═════ Dataset entries
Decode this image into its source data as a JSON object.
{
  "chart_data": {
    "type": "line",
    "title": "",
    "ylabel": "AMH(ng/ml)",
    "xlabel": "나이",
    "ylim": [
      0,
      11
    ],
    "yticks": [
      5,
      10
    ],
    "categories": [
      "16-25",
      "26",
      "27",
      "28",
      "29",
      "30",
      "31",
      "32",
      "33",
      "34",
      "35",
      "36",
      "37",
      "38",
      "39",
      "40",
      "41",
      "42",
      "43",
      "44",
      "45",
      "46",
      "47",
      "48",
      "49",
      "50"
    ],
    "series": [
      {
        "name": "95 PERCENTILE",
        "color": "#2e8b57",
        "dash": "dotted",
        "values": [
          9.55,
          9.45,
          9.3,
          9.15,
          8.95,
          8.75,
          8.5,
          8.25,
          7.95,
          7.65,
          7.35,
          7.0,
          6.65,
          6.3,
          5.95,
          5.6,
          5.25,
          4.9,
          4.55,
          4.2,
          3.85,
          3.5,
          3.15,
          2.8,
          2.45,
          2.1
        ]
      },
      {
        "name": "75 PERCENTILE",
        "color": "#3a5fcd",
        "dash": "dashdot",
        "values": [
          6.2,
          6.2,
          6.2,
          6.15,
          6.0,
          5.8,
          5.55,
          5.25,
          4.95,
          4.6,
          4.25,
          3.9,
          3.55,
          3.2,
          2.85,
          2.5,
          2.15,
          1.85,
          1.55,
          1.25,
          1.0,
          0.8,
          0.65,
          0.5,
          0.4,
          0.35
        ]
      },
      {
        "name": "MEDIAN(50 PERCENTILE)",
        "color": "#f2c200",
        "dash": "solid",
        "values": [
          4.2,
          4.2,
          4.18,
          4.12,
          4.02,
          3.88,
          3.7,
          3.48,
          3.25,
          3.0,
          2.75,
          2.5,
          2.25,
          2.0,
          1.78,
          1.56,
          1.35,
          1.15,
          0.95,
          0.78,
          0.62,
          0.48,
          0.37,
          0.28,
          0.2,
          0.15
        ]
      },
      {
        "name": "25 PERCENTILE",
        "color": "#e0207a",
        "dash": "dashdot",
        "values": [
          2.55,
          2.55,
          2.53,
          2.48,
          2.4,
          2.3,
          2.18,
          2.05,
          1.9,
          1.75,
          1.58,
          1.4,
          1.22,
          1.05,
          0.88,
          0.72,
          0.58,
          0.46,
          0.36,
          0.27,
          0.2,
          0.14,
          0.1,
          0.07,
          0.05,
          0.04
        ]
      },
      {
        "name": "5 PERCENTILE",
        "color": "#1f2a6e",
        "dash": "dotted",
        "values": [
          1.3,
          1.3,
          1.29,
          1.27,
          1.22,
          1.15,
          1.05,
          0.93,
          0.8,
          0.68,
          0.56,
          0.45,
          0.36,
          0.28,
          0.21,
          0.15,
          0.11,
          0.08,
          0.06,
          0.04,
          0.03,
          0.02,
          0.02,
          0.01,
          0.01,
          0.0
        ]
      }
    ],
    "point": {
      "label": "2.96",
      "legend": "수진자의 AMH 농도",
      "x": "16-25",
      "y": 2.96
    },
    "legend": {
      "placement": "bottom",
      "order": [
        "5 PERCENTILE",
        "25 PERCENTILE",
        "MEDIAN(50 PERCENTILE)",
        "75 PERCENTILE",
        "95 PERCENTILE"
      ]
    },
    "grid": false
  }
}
══════════
**What to produce:** Write out every line of the data that holds the word "name".

**The answer:**
        "name": "95 PERCENTILE",
        "name": "75 PERCENTILE",
        "name": "MEDIAN(50 PERCENTILE)",
        "name": "25 PERCENTILE",
        "name": "5 PERCENTILE",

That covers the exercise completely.